--- Selected extract ---

2.11. Luciferase reporter assay

The 3′untranslated region (3′‐UTR) sequences containing the predicted wild‐type (WT) target gene and a mutant (MUT) variant were amplified by PCR and inserted into the pmirGLO Dual‐Luciferase miRNA target expression vector. 293T cells were seeded into 12‐well plates and cotransfected with 500 ng of plasmids, 25 pmol of miR‐193a‐3p mimics or miR‐193b‐3p or mimics NC using Lipofectamine 2000. After transfection for 48 hours, the cells were collected and luciferase activities were detected by Dual‐Luciferase® Reporter Assay System (Promega, Madison, Wisconsin) according to the manufacturer's instructions.

2.12. Statistical analysis

All experimental data are expressed as mean ± SD. One‐way ANOVA was performed to analyse data among multiple groups using GraphPad Prism 5 (GraphPad Software Inc, La Jolla, CA). A P value of less than 0.05 was considered statistically significant.

--- The data ---

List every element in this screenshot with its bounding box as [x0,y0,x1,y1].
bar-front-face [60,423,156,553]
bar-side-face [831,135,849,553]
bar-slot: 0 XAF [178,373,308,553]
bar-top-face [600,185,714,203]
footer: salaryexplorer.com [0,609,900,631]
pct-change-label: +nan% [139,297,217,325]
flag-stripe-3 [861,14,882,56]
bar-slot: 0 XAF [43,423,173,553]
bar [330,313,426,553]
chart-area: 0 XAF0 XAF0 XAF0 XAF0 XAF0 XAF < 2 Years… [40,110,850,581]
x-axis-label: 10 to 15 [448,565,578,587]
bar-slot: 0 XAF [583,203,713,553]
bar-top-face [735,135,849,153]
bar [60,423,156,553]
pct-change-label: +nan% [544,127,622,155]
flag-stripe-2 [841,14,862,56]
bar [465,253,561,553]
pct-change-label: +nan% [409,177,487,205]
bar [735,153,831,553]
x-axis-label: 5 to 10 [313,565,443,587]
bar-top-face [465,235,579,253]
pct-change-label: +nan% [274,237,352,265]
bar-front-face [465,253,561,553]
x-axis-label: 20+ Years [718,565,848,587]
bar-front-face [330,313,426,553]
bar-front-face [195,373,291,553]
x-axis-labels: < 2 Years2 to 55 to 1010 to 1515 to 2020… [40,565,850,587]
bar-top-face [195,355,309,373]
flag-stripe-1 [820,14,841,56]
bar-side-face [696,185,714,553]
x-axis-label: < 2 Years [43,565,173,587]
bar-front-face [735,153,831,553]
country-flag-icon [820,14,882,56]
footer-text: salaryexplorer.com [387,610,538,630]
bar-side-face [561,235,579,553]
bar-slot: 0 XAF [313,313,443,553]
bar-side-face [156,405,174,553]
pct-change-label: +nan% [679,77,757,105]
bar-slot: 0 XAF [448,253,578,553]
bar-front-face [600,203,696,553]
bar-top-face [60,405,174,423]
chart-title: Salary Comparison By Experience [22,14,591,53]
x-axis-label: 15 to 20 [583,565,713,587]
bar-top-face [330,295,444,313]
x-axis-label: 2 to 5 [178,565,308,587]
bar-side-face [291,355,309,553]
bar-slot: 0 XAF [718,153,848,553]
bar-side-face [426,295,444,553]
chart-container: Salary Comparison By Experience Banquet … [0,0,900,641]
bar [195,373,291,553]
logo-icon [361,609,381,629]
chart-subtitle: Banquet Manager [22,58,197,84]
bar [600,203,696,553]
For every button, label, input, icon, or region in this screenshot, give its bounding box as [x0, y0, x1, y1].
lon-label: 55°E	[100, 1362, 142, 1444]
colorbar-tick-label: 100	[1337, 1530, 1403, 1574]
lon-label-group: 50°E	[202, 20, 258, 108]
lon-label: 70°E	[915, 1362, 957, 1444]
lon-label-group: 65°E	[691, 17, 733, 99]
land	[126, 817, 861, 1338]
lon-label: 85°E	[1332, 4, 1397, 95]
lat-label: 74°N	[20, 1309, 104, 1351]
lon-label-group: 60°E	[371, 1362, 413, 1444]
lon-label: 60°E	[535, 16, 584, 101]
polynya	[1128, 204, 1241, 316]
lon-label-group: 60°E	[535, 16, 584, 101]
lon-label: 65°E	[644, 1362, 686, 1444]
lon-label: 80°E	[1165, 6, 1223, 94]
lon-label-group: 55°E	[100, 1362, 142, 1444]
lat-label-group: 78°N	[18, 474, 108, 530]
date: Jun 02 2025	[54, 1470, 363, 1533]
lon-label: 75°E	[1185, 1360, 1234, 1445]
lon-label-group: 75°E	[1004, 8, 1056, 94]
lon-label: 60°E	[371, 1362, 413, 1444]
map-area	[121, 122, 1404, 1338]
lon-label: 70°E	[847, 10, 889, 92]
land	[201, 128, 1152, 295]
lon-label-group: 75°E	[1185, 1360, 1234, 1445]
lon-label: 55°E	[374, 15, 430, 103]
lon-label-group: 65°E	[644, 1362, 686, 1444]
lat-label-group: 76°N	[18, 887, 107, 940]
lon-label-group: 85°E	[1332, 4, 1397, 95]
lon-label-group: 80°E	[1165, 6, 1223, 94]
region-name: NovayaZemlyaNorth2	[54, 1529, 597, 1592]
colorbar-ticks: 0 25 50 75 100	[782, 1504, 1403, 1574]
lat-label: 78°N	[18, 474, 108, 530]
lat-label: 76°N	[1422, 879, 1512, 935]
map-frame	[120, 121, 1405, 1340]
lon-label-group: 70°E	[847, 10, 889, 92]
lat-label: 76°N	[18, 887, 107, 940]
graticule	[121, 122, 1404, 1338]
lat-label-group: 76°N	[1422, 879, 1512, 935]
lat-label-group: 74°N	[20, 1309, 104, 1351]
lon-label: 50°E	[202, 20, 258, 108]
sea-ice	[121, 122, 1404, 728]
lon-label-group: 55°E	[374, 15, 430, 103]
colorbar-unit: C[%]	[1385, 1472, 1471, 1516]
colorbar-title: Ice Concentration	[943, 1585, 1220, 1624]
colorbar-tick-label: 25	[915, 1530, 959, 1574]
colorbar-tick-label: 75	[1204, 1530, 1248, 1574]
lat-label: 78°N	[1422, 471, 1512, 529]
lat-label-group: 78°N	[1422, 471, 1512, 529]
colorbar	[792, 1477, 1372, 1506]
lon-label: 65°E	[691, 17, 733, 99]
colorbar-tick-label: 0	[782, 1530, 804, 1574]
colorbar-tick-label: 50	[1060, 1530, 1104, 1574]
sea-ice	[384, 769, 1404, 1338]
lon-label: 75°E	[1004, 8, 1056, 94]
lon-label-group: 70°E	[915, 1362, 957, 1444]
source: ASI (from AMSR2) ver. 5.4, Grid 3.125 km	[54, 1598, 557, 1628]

---

* [Work request]:
From the methods excerpt, copy out the passage starting with "All experimental data" and going on through "considered statistically significant.". The material plays no part in what follows.

* [Answer for the task]:
All experimental data are expressed as mean ± SD. One‐way ANOVA was performed to analyse data among multiple groups using GraphPad Prism 5 (GraphPad Software Inc, La Jolla, CA). A P value of less than 0.05 was considered statistically significant.